What software does the Dog Tags review say comes on the included mini-CD?

===== Document segment

The Dog Tags
I received for review had 1 GB of storage space, which made it handy for moving large files around or storing lots of smaller files. If that's not enough for your needs, you can get Dog Tags
with up to 4GBs of RAM. I found, however, that 1GB actually gave me a pretty good amount of storage for moving around files between the PS3, Xbox 360 and my computers. The size you need would, of course, depend on exactly what you plan to do with it. If you are trying to shuffle files around, you won't necessarily need a large size. If, however, you're hoping to use the Dog Tags
more as a personal portable "hard drive," you'll probably be able to put the large sizes to good use.
Additionally, the Dog Tags ship with Carry It Easy software on the memory stick and include a free 30 day trial. This software offers several useful features, such as allowing your Microsoft Outlook Express email to be made portable, allow you to synchronize your favorites between multiple machines (for Internet Explorer and Firefox), allows No-Trace browsing with IE and Firefox, and synchronizing your "My Documents" folder with your Dog Tags. Additionally, Carry It Easy provides optional data compression and password protection, as well as a customizable USB Drive Information section to let anyone who finds your Dog Tags see how to return them to you without needing to be able to access the password protected contents. In addition to the Carry It Easy software that ships on the Dog Tags, there is an included mini-CD that includes User Account Management software.

==========
===== Input data

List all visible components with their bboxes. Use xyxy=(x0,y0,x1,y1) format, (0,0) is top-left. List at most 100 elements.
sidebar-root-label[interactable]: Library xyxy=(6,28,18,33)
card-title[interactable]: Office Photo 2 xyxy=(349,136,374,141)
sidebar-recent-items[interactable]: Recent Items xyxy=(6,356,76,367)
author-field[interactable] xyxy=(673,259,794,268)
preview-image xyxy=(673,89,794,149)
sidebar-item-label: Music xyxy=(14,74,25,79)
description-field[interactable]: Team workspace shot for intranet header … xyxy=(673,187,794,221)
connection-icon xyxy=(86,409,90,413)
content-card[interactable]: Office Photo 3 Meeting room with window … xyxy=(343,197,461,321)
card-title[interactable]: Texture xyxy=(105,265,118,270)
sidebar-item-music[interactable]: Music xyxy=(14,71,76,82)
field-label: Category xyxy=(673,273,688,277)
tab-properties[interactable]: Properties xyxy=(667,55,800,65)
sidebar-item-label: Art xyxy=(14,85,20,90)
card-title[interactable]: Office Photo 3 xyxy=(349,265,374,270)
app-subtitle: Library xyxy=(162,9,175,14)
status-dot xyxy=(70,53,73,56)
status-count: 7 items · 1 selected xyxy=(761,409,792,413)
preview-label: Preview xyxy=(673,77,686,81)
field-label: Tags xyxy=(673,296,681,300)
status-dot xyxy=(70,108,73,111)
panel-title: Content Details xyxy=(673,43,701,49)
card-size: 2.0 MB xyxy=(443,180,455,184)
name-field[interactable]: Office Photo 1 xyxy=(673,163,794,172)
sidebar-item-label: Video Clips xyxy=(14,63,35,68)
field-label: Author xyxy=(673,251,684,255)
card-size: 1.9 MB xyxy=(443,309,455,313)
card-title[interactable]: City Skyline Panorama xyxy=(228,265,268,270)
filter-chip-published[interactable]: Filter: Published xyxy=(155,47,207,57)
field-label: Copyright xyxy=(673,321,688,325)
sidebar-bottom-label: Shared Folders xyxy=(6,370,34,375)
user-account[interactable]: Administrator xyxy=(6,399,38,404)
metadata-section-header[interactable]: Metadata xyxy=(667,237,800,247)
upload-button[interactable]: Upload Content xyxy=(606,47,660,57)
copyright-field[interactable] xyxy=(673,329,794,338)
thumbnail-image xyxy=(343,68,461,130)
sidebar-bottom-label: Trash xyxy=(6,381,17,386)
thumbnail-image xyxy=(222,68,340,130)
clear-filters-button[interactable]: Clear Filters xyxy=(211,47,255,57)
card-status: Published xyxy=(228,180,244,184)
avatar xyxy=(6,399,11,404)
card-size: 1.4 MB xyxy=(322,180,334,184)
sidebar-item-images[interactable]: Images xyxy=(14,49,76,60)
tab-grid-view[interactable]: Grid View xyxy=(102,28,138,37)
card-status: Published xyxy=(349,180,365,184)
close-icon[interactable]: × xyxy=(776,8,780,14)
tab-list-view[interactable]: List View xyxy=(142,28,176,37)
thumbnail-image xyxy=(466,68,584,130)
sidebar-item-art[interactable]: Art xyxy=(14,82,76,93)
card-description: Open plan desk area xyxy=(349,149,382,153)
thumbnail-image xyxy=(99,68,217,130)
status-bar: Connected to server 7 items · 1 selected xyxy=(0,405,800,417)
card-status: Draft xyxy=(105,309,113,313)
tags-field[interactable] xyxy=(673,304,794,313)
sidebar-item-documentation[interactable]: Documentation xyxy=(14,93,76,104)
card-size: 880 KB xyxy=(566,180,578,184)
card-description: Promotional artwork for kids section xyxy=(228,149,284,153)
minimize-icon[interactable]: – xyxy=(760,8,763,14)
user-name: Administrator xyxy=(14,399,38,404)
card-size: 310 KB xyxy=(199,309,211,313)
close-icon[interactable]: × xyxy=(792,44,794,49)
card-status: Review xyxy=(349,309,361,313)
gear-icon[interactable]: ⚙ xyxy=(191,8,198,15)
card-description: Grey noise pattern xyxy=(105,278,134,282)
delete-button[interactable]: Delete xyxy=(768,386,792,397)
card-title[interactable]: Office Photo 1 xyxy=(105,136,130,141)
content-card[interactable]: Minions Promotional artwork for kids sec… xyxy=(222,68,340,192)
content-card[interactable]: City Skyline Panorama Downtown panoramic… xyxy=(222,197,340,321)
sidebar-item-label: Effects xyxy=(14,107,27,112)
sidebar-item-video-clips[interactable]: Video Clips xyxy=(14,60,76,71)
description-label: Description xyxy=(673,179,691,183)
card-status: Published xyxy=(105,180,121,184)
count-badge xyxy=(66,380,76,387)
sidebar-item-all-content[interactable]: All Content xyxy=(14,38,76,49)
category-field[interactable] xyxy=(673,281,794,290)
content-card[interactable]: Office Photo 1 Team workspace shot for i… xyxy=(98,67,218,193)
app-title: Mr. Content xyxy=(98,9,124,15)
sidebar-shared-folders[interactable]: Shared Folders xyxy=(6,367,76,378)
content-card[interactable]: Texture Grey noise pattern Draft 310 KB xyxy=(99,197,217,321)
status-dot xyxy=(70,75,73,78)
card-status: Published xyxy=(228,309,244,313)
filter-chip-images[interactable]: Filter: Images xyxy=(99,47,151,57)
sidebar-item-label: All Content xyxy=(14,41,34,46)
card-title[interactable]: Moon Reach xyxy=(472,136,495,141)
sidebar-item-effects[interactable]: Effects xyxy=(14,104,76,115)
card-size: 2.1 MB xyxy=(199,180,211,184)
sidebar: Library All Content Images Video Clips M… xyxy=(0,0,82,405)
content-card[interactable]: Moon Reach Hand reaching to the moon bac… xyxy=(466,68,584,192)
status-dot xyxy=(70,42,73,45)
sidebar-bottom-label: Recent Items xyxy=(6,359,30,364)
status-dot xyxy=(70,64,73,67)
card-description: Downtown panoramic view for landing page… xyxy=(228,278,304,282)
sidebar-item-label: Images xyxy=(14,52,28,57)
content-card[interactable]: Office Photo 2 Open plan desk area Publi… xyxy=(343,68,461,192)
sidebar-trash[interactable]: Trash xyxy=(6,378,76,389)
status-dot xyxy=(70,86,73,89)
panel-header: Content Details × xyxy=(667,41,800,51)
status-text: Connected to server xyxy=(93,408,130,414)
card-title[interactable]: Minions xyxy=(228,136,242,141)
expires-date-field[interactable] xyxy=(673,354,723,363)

==========

# Result for this task:
User Account Management software.